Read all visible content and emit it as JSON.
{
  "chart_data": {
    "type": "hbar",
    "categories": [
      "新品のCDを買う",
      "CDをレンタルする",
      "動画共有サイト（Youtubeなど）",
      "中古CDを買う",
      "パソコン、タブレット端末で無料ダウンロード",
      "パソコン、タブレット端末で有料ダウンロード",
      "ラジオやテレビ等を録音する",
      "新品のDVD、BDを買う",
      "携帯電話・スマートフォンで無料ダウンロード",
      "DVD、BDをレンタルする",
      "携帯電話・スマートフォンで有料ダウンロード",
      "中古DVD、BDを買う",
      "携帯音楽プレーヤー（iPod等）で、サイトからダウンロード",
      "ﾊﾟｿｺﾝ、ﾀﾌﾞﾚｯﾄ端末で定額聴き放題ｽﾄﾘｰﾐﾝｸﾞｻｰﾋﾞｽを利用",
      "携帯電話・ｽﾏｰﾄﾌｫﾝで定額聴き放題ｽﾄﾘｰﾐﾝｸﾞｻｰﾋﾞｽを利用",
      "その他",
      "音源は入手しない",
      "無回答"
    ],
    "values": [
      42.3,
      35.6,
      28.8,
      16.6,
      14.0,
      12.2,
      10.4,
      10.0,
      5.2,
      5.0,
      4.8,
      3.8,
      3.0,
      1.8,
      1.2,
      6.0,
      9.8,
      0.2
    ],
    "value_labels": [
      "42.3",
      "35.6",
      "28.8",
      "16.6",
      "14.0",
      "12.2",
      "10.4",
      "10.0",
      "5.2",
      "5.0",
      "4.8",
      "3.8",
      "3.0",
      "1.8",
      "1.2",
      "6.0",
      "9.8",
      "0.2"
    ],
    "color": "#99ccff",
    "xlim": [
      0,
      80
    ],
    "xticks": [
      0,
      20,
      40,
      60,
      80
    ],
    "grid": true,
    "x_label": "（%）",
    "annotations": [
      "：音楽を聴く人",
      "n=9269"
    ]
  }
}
-.-.-
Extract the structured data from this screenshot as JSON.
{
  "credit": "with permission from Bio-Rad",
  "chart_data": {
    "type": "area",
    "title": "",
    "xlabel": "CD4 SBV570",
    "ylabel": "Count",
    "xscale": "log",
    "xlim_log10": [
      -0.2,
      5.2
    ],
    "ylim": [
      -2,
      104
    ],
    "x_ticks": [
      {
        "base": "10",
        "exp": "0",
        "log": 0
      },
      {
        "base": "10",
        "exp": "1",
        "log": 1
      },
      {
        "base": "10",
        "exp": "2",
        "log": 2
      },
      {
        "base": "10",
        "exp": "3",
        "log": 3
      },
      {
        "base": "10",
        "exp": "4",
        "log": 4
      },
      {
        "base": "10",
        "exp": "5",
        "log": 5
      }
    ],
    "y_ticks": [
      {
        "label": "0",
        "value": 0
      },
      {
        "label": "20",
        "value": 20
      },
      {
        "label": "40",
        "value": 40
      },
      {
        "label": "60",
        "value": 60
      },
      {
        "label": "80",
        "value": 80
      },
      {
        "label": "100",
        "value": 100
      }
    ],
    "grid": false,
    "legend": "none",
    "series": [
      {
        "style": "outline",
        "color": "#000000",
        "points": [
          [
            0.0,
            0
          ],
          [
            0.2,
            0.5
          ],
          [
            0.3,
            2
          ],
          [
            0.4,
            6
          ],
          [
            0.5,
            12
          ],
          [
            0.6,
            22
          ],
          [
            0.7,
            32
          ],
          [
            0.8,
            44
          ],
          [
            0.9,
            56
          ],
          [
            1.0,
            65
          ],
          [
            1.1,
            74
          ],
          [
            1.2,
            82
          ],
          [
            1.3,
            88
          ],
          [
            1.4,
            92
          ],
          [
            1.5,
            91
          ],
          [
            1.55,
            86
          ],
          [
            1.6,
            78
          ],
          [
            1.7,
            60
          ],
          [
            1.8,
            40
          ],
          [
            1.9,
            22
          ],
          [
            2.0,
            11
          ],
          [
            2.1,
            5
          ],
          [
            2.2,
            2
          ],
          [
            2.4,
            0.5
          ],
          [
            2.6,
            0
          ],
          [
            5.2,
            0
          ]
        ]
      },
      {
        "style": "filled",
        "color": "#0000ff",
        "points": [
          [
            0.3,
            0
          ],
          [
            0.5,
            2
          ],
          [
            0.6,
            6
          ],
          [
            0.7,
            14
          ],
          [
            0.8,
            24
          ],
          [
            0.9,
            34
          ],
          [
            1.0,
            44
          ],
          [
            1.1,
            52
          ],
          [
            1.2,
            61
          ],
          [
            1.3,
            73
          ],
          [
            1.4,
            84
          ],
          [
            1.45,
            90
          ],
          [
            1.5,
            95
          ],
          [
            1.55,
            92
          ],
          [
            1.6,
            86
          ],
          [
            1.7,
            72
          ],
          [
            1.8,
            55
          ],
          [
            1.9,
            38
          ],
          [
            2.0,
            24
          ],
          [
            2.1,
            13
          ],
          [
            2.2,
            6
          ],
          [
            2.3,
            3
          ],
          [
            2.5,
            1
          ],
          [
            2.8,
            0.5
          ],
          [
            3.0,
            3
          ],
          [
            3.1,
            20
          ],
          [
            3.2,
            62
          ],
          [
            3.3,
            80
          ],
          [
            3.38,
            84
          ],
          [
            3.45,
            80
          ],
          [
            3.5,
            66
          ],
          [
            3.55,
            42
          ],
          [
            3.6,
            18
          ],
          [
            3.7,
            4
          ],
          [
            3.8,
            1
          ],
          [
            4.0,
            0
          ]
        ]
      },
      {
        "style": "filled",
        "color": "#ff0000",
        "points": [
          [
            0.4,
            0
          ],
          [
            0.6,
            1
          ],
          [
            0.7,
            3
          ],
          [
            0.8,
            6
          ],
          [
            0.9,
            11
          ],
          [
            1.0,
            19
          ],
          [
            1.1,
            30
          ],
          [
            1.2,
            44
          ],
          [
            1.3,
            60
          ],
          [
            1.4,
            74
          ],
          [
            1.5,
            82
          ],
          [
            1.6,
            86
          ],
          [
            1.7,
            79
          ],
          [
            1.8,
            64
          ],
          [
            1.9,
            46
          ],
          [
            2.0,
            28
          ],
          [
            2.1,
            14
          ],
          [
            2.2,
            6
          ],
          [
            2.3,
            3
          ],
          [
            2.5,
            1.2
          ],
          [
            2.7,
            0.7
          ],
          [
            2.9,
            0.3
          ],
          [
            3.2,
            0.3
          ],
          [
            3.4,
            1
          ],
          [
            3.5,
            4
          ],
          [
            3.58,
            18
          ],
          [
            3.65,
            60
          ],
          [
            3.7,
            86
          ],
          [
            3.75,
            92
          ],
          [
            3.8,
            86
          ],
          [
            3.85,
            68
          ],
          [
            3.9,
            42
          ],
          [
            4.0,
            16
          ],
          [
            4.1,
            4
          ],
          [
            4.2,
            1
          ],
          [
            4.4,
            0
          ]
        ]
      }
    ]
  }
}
-.-.-
Prompt
Copy out each line of the data where the string "color" appears.

The result
    "color": "#99ccff",
        "color": "#000000",
        "color": "#0000ff",
        "color": "#ff0000",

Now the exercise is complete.